**Record set**.
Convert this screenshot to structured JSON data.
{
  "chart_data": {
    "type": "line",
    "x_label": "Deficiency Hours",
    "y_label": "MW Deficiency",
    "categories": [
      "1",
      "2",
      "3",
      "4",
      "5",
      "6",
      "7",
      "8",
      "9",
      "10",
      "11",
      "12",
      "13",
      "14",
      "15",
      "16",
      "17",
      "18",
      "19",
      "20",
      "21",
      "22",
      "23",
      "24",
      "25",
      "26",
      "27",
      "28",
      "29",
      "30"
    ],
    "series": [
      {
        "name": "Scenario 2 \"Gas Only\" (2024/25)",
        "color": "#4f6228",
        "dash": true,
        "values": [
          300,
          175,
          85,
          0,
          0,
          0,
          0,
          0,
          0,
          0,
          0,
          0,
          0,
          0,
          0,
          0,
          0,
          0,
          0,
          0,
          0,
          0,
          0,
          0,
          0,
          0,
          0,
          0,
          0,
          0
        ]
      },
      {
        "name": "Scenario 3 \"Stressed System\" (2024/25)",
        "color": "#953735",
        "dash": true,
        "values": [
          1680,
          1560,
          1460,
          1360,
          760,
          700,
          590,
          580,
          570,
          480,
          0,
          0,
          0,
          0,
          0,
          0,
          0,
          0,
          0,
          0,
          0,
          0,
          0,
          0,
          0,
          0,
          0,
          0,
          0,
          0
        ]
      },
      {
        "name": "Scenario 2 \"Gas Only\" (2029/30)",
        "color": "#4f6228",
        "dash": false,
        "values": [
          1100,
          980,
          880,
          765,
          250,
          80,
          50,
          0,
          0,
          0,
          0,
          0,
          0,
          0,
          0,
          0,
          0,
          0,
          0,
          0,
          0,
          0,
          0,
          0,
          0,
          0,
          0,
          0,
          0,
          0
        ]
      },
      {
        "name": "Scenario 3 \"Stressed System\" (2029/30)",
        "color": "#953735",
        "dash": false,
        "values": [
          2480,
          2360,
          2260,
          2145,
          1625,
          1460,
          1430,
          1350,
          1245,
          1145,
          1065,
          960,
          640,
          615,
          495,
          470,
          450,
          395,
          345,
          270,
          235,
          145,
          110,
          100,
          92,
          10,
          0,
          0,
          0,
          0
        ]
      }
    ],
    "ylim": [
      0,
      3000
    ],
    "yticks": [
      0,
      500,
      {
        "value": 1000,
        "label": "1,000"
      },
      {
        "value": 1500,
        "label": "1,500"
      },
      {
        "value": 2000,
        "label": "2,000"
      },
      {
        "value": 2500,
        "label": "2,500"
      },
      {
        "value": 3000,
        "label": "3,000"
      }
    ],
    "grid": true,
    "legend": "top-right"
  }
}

**Exercise description**. Copy out each record exactly as given, omitting none.

**Exercise result**.
Convert this screenshot to structured JSON data.
{
  "chart_data": {
    "type": "line",
    "x_label": "Deficiency Hours",
    "y_label": "MW Deficiency",
    "categories": [
      "1",
      "2",
      "3",
      "4",
      "5",
      "6",
      "7",
      "8",
      "9",
      "10",
      "11",
      "12",
      "13",
      "14",
      "15",
      "16",
      "17",
      "18",
      "19",
      "20",
      "21",
      "22",
      "23",
      "24",
      "25",
      "26",
      "27",
      "28",
      "29",
      "30"
    ],
    "series": [
      {
        "name": "Scenario 2 \"Gas Only\" (2024/25)",
        "color": "#4f6228",
        "dash": true,
        "values": [
          300,
          175,
          85,
          0,
          0,
          0,
          0,
          0,
          0,
          0,
          0,
          0,
          0,
          0,
          0,
          0,
          0,
          0,
          0,
          0,
          0,
          0,
          0,
          0,
          0,
          0,
          0,
          0,
          0,
          0
        ]
      },
      {
        "name": "Scenario 3 \"Stressed System\" (2024/25)",
        "color": "#953735",
        "dash": true,
        "values": [
          1680,
          1560,
          1460,
          1360,
          760,
          700,
          590,
          580,
          570,
          480,
          0,
          0,
          0,
          0,
          0,
          0,
          0,
          0,
          0,
          0,
          0,
          0,
          0,
          0,
          0,
          0,
          0,
          0,
          0,
          0
        ]
      },
      {
        "name": "Scenario 2 \"Gas Only\" (2029/30)",
        "color": "#4f6228",
        "dash": false,
        "values": [
          1100,
          980,
          880,
          765,
          250,
          80,
          50,
          0,
          0,
          0,
          0,
          0,
          0,
          0,
          0,
          0,
          0,
          0,
          0,
          0,
          0,
          0,
          0,
          0,
          0,
          0,
          0,
          0,
          0,
          0
        ]
      },
      {
        "name": "Scenario 3 \"Stressed System\" (2029/30)",
        "color": "#953735",
        "dash": false,
        "values": [
          2480,
          2360,
          2260,
          2145,
          1625,
          1460,
          1430,
          1350,
          1245,
          1145,
          1065,
          960,
          640,
          615,
          495,
          470,
          450,
          395,
          345,
          270,
          235,
          145,
          110,
          100,
          92,
          10,
          0,
          0,
          0,
          0
        ]
      }
    ],
    "ylim": [
      0,
      3000
    ],
    "yticks": [
      0,
      500,
      {
        "value": 1000,
        "label": "1,000"
      },
      {
        "value": 1500,
        "label": "1,500"
      },
      {
        "value": 2000,
        "label": "2,000"
      },
      {
        "value": 2500,
        "label": "2,500"
      },
      {
        "value": 3000,
        "label": "3,000"
      }
    ],
    "grid": true,
    "legend": "top-right"
  }
}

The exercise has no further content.